AVAILABLE RECORDS ▸
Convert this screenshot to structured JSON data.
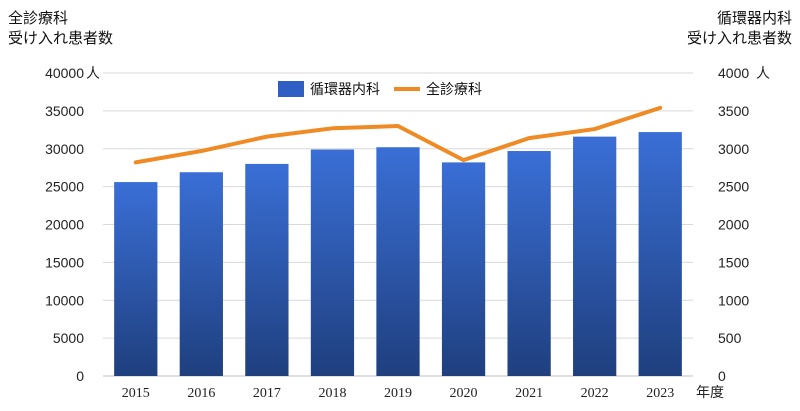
{
  "chart_data": {
    "type": "bar",
    "categories": [
      "2015",
      "2016",
      "2017",
      "2018",
      "2019",
      "2020",
      "2021",
      "2022",
      "2023"
    ],
    "series": [
      {
        "name": "循環器内科",
        "chart_type": "bar",
        "axis": "right",
        "color": "#2f5fc4",
        "values": [
          2560,
          2690,
          2800,
          2990,
          3020,
          2820,
          2970,
          3160,
          3220
        ]
      },
      {
        "name": "全診療科",
        "chart_type": "line",
        "axis": "left",
        "color": "#f08a24",
        "values": [
          28200,
          29700,
          31600,
          32700,
          33000,
          28500,
          31400,
          32600,
          35400
        ]
      }
    ],
    "left_axis": {
      "title": [
        "全診療科",
        "受け入れ患者数"
      ],
      "ylim": [
        0,
        40000
      ],
      "ticks": [
        "0",
        "5000",
        "10000",
        "15000",
        "20000",
        "25000",
        "30000",
        "35000",
        "40000"
      ],
      "unit": "人"
    },
    "right_axis": {
      "title": [
        "循環器内科",
        "受け入れ患者数"
      ],
      "ylim": [
        0,
        4000
      ],
      "ticks": [
        "0",
        "500",
        "1000",
        "1500",
        "2000",
        "2500",
        "3000",
        "3500",
        "4000"
      ],
      "unit": "人"
    },
    "xlabel": "年度",
    "grid": true,
    "legend_position": "top-center"
  }
}
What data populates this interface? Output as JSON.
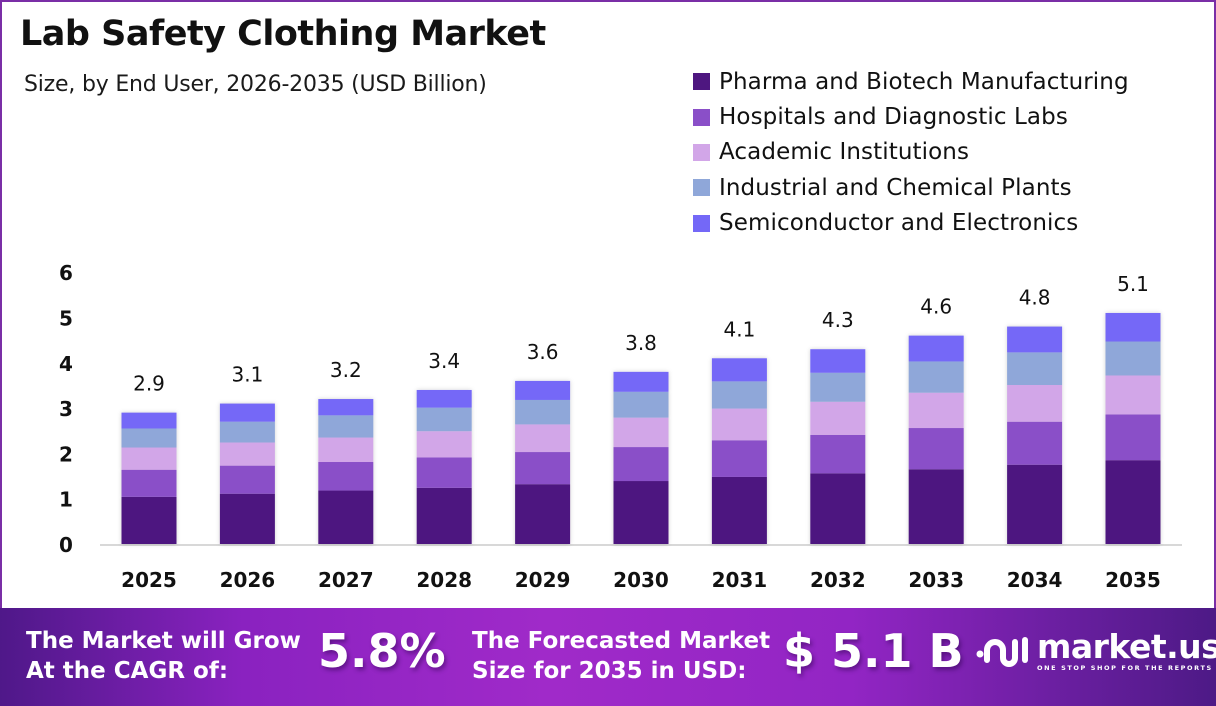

WHAT TO WORK ON ▸ From the entries, report each line that includes the word "this".

EXPECTED ANSWER ▸
Convert this screenshot to structured JSON data.
What data populates this interface? Output as JSON.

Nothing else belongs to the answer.